-- Provided text start --

A weekend in Koh Samet
Koh Samet: Sandy beaches and relaxation await, just a short(ish) and smooth(ish) drive from Bangkok.
To visit Koh Samet is to experience a true slice of Thailand. Quiet, gorgeous white sandy beaches and the sound of the sea on one hand. Four hour drives in vans with no air con across roads which are very much works in progress on the other.
In fairness to Koh Samet, it was our mistake on the travel front. If you stop reading this page right now, and let’s face it many of you will, then heed this advice. Go early. As in leave in the morning. Do not follow our seven step plan to failure:
- Leave work at noon
- Don’t check the minibus times
- Realise next van leaves at 2
- Sit in van for 4.5 hours
- Arrive in Ban Phe just after ferry finishes
- Pay 2000 baht for speedboat
- Arrive in total darkness
If you’re able to follow the exact opposite of those instructions, you should be fine.
Either way, however, be aware that it’ll take some time to get from Bangkok to Koh Samet. Also be aware that as of March 2019 the road towards Rayong is being completely rebuilt, so you’ll lose even more time and possibly a few teeth over the bumps. We only stayed on Koh Samet for two nights, but would recommend 3 to get a more relaxing break. It’ll stretch out the slightly long drive time and be worthwhile.

-- Provided text end --

Goal: Return the portion of the Koh Samet travel piece that starts at "A weekend in" and runs up to and including "on the other.", copied word for word.

-- Dataset records start --

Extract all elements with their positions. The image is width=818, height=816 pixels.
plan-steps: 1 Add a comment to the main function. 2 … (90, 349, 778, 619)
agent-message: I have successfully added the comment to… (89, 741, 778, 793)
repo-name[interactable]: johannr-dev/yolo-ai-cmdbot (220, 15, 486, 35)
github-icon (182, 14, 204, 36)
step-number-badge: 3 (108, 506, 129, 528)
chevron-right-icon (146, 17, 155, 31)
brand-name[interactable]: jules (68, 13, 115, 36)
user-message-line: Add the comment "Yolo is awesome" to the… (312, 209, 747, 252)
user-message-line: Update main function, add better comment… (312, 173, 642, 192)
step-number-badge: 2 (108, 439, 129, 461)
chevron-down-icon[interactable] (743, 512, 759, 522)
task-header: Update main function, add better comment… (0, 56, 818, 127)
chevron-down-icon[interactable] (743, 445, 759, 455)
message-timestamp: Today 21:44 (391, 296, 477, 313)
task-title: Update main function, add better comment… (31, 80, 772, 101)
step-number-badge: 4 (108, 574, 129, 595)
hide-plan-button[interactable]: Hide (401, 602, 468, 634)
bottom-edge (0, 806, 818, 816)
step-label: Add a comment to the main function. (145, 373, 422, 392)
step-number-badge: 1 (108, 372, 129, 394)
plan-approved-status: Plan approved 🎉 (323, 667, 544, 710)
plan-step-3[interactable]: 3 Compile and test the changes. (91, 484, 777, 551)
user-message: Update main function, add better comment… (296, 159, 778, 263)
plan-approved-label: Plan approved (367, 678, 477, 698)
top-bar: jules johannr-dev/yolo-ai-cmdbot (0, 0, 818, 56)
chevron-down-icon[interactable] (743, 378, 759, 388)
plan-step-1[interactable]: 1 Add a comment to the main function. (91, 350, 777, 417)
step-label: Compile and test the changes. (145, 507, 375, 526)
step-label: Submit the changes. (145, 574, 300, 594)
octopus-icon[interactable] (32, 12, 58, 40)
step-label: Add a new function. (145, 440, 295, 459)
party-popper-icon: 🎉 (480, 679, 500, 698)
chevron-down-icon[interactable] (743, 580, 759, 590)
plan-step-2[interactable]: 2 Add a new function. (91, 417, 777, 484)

-- Dataset records end --

In response:
A weekend in Koh Samet
Koh Samet: Sandy beaches and relaxation await, just a short(ish) and smooth(ish) drive from Bangkok.
To visit Koh Samet is to experience a true slice of Thailand. Quiet, gorgeous white sandy beaches and the sound of the sea on one hand. Four hour drives in vans with no air con across roads which are very much works in progress on the other.